**** SUPPLIED ENTRIES

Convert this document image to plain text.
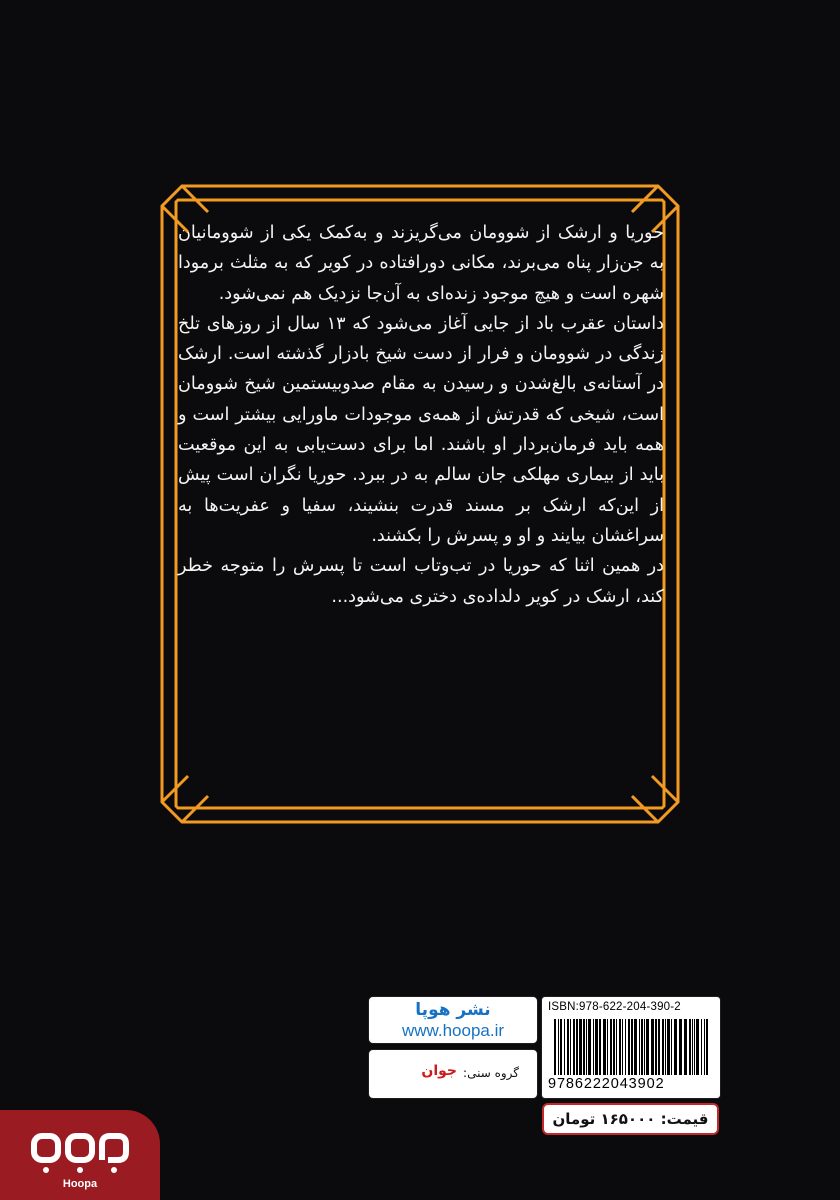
حوریا و ارشک از شوومان می‌گریزند و به‌کمک یکی از شوومانیان به جن‌زار پناه می‌برند، مکانی دورافتاده در کویر که به مثلث برمودا شهره است و هیچ موجود زنده‌ای به آن‌جا نزدیک هم نمی‌شود.

داستان عقرب باد از جایی آغاز می‌شود که ۱۳ سال از روزهای تلخ زندگی در شوومان و فرار از دست شیخ بادزار گذشته است. ارشک در آستانه‌ی بالغ‌شدن و رسیدن به مقام صدوبیستمین شیخ شوومان است، شیخی که قدرتش از همه‌ی موجودات ماورایی بیشتر است و همه باید فرمان‌بردار او باشند. اما برای دست‌یابی به این موقعیت باید از بیماری مهلکی جان سالم به در ببرد. حوریا نگران است پیش از این‌که ارشک بر مسند قدرت بنشیند، سفیا و عفریت‌ها به سراغشان بیایند و او و پسرش را بکشند.

در همین اثنا که حوریا در تب‌وتاب است تا پسرش را متوجه خطر کند، ارشک در کویر دلداده‌ی دختری می‌شود...

نشر هوپا
www.hoopa.ir
گروه سنی:
جوان
ISBN:978-622-204-390-2
9786222043902
قیمت: ۱۶۵۰۰۰ تومان
Hoopa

********

• _TO DO_: Repeat the listing in full and exactly. Leave any pictures out.

• _COMPLETE ANSWER_:
Convert this document image to plain text.
حوریا و ارشک از شوومان می‌گریزند و به‌کمک یکی از شوومانیان به جن‌زار پناه می‌برند، مکانی دورافتاده در کویر که به مثلث برمودا شهره است و هیچ موجود زنده‌ای به آن‌جا نزدیک هم نمی‌شود.

داستان عقرب باد از جایی آغاز می‌شود که ۱۳ سال از روزهای تلخ زندگی در شوومان و فرار از دست شیخ بادزار گذشته است. ارشک در آستانه‌ی بالغ‌شدن و رسیدن به مقام صدوبیستمین شیخ شوومان است، شیخی که قدرتش از همه‌ی موجودات ماورایی بیشتر است و همه باید فرمان‌بردار او باشند. اما برای دست‌یابی به این موقعیت باید از بیماری مهلکی جان سالم به در ببرد. حوریا نگران است پیش از این‌که ارشک بر مسند قدرت بنشیند، سفیا و عفریت‌ها به سراغشان بیایند و او و پسرش را بکشند.

در همین اثنا که حوریا در تب‌وتاب است تا پسرش را متوجه خطر کند، ارشک در کویر دلداده‌ی دختری می‌شود...

نشر هوپا
www.hoopa.ir
گروه سنی:
جوان
ISBN:978-622-204-390-2
9786222043902
قیمت: ۱۶۵۰۰۰ تومان
Hoopa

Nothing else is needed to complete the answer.